● **Task directions**: Gather up all lines that carry the word "INTRADAY".

(Records contained in a dataset)
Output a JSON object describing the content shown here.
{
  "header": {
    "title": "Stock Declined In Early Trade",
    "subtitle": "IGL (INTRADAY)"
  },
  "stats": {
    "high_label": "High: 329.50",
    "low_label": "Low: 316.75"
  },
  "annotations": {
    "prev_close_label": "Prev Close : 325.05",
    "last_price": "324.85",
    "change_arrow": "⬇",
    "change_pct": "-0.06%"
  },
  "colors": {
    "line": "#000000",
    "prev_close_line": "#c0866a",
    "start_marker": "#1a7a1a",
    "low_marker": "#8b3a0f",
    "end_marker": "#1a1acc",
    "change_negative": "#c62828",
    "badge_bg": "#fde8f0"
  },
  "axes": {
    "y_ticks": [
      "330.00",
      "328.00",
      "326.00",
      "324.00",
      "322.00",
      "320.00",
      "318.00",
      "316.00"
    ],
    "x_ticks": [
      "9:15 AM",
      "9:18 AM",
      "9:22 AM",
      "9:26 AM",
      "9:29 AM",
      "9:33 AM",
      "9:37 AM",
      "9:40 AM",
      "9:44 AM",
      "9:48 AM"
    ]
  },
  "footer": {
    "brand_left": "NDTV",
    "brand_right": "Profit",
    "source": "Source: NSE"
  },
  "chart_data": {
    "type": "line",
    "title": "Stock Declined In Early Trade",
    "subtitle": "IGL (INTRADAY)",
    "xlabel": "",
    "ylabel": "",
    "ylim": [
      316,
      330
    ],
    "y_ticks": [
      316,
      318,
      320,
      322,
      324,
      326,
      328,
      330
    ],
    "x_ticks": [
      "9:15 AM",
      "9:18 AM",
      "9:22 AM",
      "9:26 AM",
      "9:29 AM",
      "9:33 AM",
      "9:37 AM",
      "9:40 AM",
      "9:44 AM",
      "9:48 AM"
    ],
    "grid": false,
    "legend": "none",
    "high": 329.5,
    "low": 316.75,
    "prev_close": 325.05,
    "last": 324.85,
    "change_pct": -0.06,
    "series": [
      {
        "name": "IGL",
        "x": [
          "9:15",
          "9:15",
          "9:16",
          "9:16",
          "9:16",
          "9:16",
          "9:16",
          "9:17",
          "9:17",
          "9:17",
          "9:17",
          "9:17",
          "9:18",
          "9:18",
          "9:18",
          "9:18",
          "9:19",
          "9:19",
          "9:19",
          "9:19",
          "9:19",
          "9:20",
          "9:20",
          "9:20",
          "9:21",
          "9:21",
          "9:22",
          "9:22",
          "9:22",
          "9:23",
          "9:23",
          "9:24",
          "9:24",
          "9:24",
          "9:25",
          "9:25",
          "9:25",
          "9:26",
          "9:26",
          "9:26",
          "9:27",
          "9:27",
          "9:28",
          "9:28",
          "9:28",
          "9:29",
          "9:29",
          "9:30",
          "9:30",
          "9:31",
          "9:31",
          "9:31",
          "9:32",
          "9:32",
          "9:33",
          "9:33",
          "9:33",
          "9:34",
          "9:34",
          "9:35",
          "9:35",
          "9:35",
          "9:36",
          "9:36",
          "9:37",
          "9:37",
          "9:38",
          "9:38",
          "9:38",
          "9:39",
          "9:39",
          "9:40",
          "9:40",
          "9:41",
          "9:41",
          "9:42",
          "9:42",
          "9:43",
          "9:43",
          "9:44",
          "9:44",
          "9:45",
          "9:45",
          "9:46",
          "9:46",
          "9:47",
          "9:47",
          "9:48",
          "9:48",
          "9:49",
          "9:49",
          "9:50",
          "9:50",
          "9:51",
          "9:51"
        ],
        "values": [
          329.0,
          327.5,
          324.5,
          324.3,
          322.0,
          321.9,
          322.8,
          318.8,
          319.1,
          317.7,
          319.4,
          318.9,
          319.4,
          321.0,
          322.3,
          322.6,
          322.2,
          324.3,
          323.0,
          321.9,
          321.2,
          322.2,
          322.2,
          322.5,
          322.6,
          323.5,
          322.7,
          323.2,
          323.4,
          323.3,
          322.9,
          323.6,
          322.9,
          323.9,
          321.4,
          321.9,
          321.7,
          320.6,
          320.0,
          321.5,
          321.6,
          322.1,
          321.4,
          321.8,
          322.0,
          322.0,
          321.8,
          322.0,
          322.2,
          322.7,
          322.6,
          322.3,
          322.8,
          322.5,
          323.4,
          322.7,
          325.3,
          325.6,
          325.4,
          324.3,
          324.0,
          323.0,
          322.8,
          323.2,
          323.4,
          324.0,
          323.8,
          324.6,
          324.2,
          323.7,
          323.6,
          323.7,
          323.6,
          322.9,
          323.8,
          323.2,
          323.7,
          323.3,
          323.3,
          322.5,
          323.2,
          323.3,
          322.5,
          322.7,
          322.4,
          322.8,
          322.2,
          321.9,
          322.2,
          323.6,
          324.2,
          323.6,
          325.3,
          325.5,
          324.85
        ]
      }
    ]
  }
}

● **Problem solution**:
    "subtitle": "IGL (INTRADAY)"
    "subtitle": "IGL (INTRADAY)",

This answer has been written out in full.